**Goal**
Rewrite the lines below as a JSON list of strings, one string per line and blank lines left out. Begin at the line that has "Patent image size: (969, 561)." and stop after the line that has "The ghost image ray 327 is at (733, 151).".

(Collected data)
+ + + +

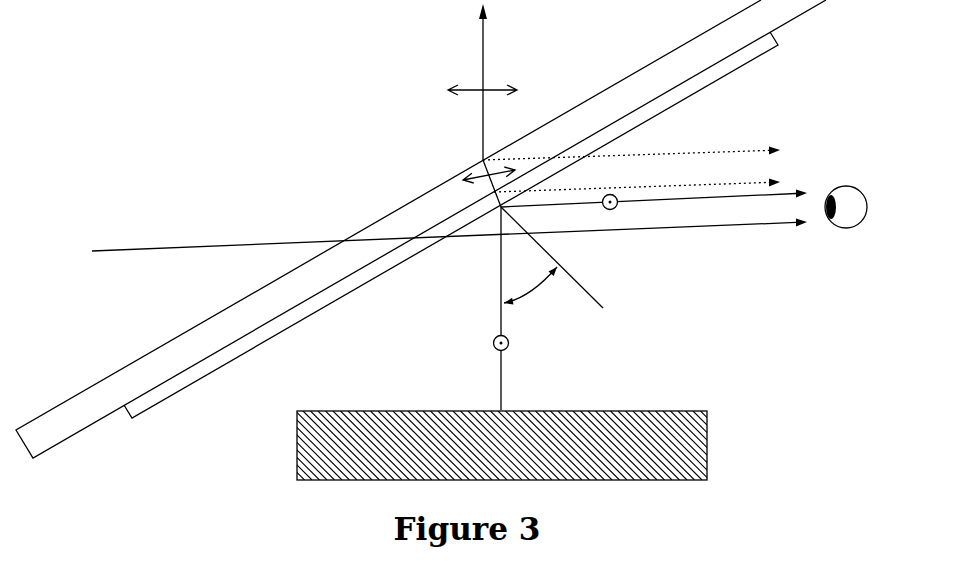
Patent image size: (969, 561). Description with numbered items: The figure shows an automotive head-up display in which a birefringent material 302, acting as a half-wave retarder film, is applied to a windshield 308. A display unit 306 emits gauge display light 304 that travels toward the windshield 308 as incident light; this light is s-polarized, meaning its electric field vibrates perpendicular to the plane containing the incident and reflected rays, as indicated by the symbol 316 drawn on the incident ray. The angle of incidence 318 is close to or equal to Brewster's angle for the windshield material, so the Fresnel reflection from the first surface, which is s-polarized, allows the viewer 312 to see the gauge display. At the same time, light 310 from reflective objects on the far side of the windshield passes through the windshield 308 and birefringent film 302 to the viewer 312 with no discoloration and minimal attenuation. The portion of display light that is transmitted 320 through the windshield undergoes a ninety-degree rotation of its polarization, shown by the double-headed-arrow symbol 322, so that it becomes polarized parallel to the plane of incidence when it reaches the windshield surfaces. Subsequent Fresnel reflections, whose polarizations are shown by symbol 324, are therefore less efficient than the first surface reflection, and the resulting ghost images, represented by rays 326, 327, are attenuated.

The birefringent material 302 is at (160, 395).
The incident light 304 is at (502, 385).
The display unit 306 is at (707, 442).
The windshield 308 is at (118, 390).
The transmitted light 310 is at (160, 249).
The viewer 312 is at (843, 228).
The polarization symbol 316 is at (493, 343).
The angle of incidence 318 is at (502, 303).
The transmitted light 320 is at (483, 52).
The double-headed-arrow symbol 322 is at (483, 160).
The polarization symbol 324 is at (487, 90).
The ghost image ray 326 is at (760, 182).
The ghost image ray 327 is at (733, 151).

+ + + +

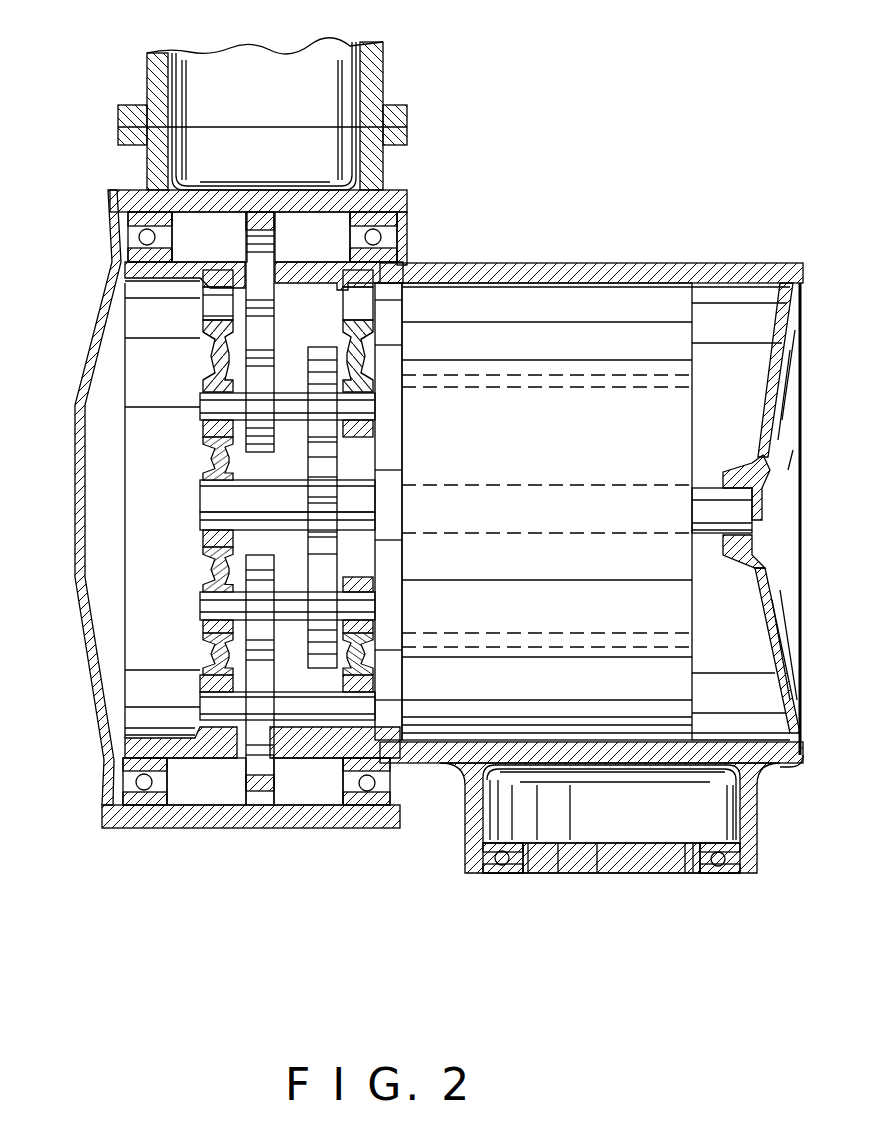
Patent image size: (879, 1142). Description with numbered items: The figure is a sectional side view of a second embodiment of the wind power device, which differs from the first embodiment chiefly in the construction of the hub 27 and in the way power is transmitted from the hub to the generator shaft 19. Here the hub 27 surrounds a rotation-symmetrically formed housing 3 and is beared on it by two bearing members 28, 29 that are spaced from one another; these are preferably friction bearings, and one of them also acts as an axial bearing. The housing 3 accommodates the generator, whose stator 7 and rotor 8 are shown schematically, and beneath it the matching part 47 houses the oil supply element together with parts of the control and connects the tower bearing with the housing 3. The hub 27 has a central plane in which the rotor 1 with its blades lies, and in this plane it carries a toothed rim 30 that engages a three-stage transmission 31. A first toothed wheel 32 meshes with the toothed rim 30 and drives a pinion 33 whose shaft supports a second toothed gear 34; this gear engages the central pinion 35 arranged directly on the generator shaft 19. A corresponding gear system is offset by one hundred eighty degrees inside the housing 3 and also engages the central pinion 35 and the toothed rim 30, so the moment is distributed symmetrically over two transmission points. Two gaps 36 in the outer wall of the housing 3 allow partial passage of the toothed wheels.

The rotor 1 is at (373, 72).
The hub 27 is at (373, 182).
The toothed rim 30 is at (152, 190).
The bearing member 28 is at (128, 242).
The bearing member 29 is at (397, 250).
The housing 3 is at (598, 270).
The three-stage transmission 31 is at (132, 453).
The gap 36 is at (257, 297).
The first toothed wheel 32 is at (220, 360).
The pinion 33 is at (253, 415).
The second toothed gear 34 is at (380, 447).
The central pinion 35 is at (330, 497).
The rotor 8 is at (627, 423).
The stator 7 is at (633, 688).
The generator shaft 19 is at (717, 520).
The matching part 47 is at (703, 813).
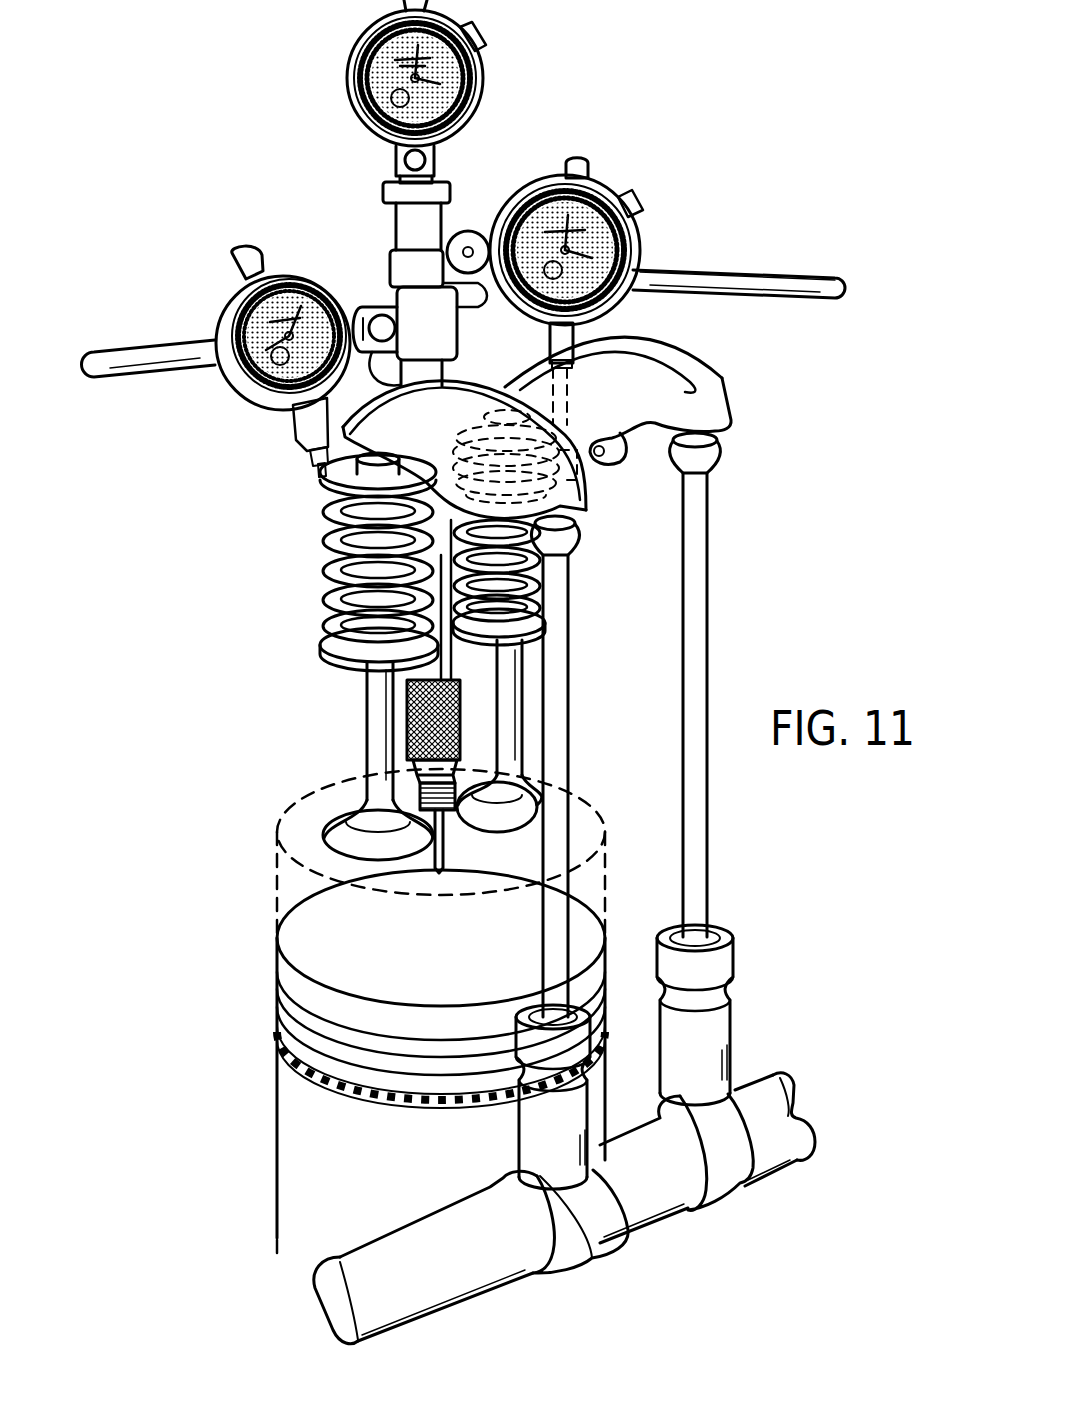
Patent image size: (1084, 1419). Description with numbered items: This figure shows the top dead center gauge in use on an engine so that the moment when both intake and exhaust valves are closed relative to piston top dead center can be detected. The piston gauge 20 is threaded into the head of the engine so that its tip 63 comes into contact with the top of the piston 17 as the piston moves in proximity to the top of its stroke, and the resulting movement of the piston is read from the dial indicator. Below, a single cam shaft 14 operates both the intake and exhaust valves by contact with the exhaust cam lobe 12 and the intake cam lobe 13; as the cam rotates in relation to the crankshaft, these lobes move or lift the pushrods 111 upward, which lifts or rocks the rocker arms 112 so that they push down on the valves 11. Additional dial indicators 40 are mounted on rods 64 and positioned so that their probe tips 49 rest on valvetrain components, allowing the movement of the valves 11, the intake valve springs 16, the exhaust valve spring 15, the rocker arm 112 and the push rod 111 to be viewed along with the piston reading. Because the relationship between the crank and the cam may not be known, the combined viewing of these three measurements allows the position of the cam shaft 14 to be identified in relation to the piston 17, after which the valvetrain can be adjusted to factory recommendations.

+ + + +

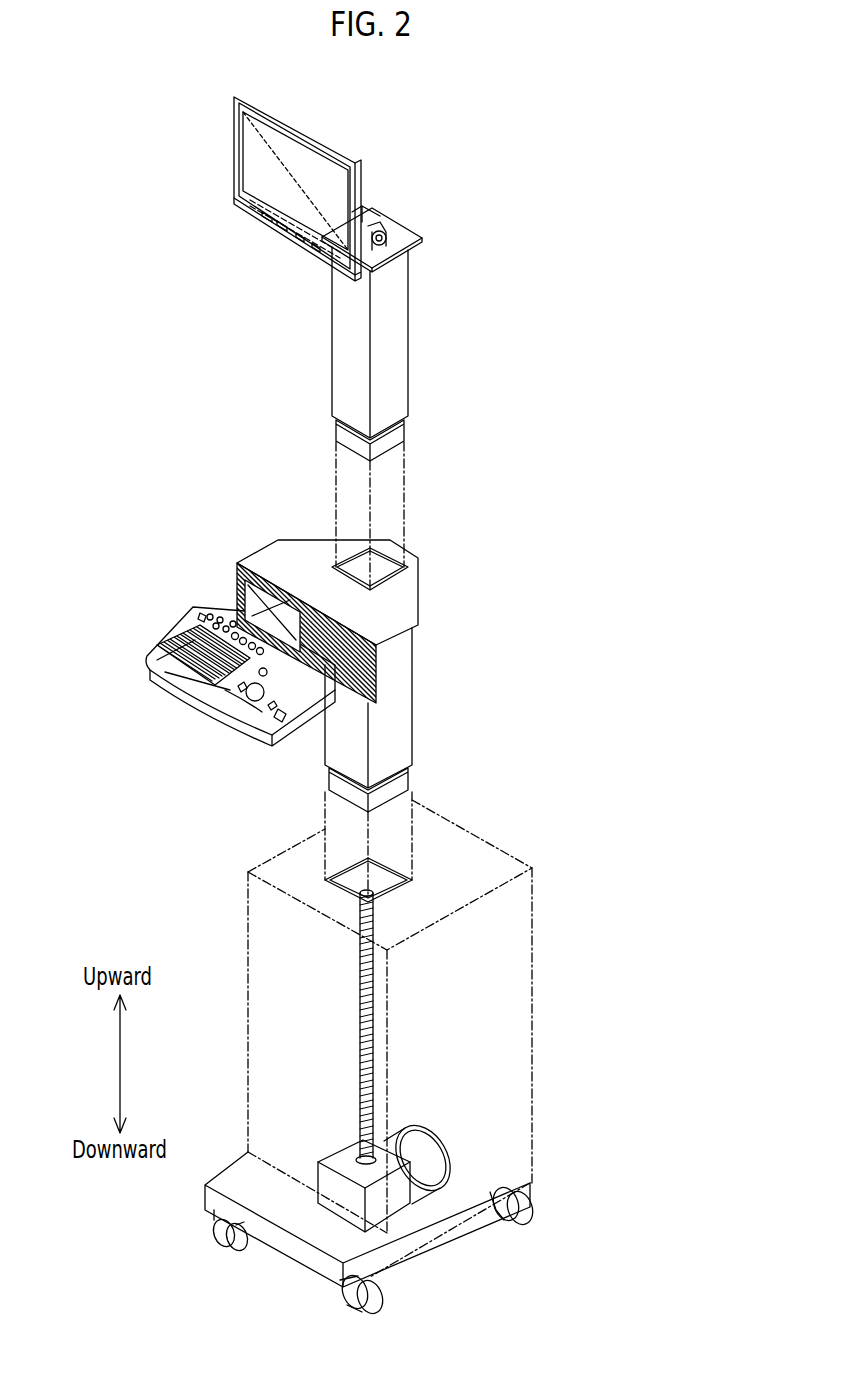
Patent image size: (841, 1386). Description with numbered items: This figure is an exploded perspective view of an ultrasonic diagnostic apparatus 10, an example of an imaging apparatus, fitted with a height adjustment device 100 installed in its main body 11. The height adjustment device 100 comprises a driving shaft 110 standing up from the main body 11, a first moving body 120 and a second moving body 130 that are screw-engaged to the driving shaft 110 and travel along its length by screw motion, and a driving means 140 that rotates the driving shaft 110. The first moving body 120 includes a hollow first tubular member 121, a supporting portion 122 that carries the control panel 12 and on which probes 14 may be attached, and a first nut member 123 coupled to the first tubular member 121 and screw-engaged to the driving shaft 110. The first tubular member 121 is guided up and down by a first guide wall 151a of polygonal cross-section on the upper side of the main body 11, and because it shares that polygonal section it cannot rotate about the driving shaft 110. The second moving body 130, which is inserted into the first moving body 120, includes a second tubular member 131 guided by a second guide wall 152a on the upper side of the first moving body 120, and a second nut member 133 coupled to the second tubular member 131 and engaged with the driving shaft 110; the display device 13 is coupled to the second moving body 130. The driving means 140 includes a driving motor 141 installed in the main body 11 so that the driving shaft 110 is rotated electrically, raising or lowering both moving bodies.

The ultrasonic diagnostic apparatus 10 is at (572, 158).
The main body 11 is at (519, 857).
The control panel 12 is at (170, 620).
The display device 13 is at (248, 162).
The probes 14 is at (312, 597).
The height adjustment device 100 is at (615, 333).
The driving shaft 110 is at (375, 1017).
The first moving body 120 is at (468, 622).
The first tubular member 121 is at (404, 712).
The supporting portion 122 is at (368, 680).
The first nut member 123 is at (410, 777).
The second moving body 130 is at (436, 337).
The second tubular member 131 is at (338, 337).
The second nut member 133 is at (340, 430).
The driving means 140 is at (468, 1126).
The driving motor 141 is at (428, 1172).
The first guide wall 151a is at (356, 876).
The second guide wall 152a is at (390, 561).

+ + + +

**Correct answer**
[
  "Patent image size: (969, 561). Description with numbered items: The figure shows an automotive head-up display in which a birefringent material 302, acting as a half-wave retarder film, is applied to a windshield 308. A display unit 306 emits gauge display light 304 that travels toward the windshield 308 as incident light; this light is s-polarized, meaning its electric field vibrates perpendicular to the plane containing the incident and reflected rays, as indicated by the symbol 316 drawn on the incident ray. The angle of incidence 318 is close to or equal to Brewster's angle for the windshield material, so the Fresnel reflection from the first surface, which is s-polarized, allows the viewer 312 to see the gauge display. At the same time, light 310 from reflective objects on the far side of the windshield passes through the windshield 308 and birefringent film 302 to the viewer 312 with no discoloration and minimal attenuation. The portion of display light that is transmitted 320 through the windshield undergoes a ninety-degree rotation of its polarization, shown by the double-headed-arrow symbol 322, so that it becomes polarized parallel to the plane of incidence when it reaches the windshield surfaces. Subsequent Fresnel reflections, whose polarizations are shown by symbol 324, are therefore less efficient than the first surface reflection, and the resulting ghost images, represented by rays 326, 327, are attenuated.",
  "The birefringent material 302 is at (160, 395).",
  "The incident light 304 is at (502, 385).",
  "The display unit 306 is at (707, 442).",
  "The windshield 308 is at (118, 390).",
  "The transmitted light 310 is at (160, 249).",
  "The viewer 312 is at (843, 228).",
  "The polarization symbol 316 is at (493, 343).",
  "The angle of incidence 318 is at (502, 303).",
  "The transmitted light 320 is at (483, 52).",
  "The double-headed-arrow symbol 322 is at (483, 160).",
  "The polarization symbol 324 is at (487, 90).",
  "The ghost image ray 326 is at (760, 182).",
  "The ghost image ray 327 is at (733, 151)."
]